* **Do this**
Are you able to quote each entry exactly as written?

* **Excerpted records**
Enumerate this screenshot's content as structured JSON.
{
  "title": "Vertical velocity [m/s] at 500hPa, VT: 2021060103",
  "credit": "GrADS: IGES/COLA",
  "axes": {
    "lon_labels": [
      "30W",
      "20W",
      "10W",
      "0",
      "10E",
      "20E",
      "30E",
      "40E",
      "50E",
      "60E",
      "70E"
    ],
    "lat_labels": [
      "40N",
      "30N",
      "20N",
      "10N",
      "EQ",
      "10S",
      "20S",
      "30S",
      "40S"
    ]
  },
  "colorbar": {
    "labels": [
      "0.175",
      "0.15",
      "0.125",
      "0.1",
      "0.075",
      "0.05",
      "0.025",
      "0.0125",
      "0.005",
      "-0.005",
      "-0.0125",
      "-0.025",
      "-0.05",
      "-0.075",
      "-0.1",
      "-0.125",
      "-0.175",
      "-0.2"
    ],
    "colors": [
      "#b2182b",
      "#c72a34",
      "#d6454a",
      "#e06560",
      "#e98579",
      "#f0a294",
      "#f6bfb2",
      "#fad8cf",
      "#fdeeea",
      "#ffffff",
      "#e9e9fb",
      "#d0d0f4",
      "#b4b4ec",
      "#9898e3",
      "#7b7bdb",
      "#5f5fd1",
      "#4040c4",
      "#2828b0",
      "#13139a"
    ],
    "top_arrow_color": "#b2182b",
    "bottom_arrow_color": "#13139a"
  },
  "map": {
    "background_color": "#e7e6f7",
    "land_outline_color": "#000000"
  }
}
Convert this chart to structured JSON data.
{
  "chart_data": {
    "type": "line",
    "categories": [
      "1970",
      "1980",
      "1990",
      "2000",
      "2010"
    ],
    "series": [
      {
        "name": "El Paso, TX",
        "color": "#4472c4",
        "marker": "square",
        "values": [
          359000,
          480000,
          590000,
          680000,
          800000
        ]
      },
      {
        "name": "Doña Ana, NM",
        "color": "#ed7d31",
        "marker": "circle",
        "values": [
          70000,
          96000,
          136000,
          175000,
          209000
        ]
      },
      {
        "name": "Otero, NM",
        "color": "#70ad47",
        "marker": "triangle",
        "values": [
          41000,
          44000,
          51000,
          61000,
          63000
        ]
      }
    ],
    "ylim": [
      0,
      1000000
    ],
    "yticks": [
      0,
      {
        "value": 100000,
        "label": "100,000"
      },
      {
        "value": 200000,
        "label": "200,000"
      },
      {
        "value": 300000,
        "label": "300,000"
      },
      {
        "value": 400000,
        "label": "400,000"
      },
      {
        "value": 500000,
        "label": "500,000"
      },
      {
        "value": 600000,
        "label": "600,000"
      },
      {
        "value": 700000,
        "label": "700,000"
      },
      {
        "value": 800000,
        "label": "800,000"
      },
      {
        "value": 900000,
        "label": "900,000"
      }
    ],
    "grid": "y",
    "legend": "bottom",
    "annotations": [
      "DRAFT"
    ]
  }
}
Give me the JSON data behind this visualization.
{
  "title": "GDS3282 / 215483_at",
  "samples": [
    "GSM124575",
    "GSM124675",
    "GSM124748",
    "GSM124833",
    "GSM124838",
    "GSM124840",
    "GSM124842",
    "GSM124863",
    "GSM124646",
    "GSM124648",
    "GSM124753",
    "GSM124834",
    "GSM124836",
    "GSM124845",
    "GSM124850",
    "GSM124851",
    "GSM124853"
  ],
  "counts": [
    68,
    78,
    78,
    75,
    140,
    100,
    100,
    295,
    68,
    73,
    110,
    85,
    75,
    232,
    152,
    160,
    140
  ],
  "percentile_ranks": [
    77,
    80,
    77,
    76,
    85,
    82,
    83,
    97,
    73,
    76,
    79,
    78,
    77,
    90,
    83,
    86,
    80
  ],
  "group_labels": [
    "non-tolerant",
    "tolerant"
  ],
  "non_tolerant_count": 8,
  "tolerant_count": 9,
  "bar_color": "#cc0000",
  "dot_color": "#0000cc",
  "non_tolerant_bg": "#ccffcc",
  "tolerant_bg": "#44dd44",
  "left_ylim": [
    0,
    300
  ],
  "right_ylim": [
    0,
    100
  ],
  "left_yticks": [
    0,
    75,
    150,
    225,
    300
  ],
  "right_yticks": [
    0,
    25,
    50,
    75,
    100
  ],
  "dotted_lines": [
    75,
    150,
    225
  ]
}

* **Exercise response**
Enumerate this screenshot's content as structured JSON.
{
  "title": "Vertical velocity [m/s] at 500hPa, VT: 2021060103",
  "credit": "GrADS: IGES/COLA",
  "axes": {
    "lon_labels": [
      "30W",
      "20W",
      "10W",
      "0",
      "10E",
      "20E",
      "30E",
      "40E",
      "50E",
      "60E",
      "70E"
    ],
    "lat_labels": [
      "40N",
      "30N",
      "20N",
      "10N",
      "EQ",
      "10S",
      "20S",
      "30S",
      "40S"
    ]
  },
  "colorbar": {
    "labels": [
      "0.175",
      "0.15",
      "0.125",
      "0.1",
      "0.075",
      "0.05",
      "0.025",
      "0.0125",
      "0.005",
      "-0.005",
      "-0.0125",
      "-0.025",
      "-0.05",
      "-0.075",
      "-0.1",
      "-0.125",
      "-0.175",
      "-0.2"
    ],
    "colors": [
      "#b2182b",
      "#c72a34",
      "#d6454a",
      "#e06560",
      "#e98579",
      "#f0a294",
      "#f6bfb2",
      "#fad8cf",
      "#fdeeea",
      "#ffffff",
      "#e9e9fb",
      "#d0d0f4",
      "#b4b4ec",
      "#9898e3",
      "#7b7bdb",
      "#5f5fd1",
      "#4040c4",
      "#2828b0",
      "#13139a"
    ],
    "top_arrow_color": "#b2182b",
    "bottom_arrow_color": "#13139a"
  },
  "map": {
    "background_color": "#e7e6f7",
    "land_outline_color": "#000000"
  }
}
Convert this chart to structured JSON data.
{
  "chart_data": {
    "type": "line",
    "categories": [
      "1970",
      "1980",
      "1990",
      "2000",
      "2010"
    ],
    "series": [
      {
        "name": "El Paso, TX",
        "color": "#4472c4",
        "marker": "square",
        "values": [
          359000,
          480000,
          590000,
          680000,
          800000
        ]
      },
      {
        "name": "Doña Ana, NM",
        "color": "#ed7d31",
        "marker": "circle",
        "values": [
          70000,
          96000,
          136000,
          175000,
          209000
        ]
      },
      {
        "name": "Otero, NM",
        "color": "#70ad47",
        "marker": "triangle",
        "values": [
          41000,
          44000,
          51000,
          61000,
          63000
        ]
      }
    ],
    "ylim": [
      0,
      1000000
    ],
    "yticks": [
      0,
      {
        "value": 100000,
        "label": "100,000"
      },
      {
        "value": 200000,
        "label": "200,000"
      },
      {
        "value": 300000,
        "label": "300,000"
      },
      {
        "value": 400000,
        "label": "400,000"
      },
      {
        "value": 500000,
        "label": "500,000"
      },
      {
        "value": 600000,
        "label": "600,000"
      },
      {
        "value": 700000,
        "label": "700,000"
      },
      {
        "value": 800000,
        "label": "800,000"
      },
      {
        "value": 900000,
        "label": "900,000"
      }
    ],
    "grid": "y",
    "legend": "bottom",
    "annotations": [
      "DRAFT"
    ]
  }
}
Give me the JSON data behind this visualization.
{
  "title": "GDS3282 / 215483_at",
  "samples": [
    "GSM124575",
    "GSM124675",
    "GSM124748",
    "GSM124833",
    "GSM124838",
    "GSM124840",
    "GSM124842",
    "GSM124863",
    "GSM124646",
    "GSM124648",
    "GSM124753",
    "GSM124834",
    "GSM124836",
    "GSM124845",
    "GSM124850",
    "GSM124851",
    "GSM124853"
  ],
  "counts": [
    68,
    78,
    78,
    75,
    140,
    100,
    100,
    295,
    68,
    73,
    110,
    85,
    75,
    232,
    152,
    160,
    140
  ],
  "percentile_ranks": [
    77,
    80,
    77,
    76,
    85,
    82,
    83,
    97,
    73,
    76,
    79,
    78,
    77,
    90,
    83,
    86,
    80
  ],
  "group_labels": [
    "non-tolerant",
    "tolerant"
  ],
  "non_tolerant_count": 8,
  "tolerant_count": 9,
  "bar_color": "#cc0000",
  "dot_color": "#0000cc",
  "non_tolerant_bg": "#ccffcc",
  "tolerant_bg": "#44dd44",
  "left_ylim": [
    0,
    300
  ],
  "right_ylim": [
    0,
    100
  ],
  "left_yticks": [
    0,
    75,
    150,
    225,
    300
  ],
  "right_yticks": [
    0,
    25,
    50,
    75,
    100
  ],
  "dotted_lines": [
    75,
    150,
    225
  ]
}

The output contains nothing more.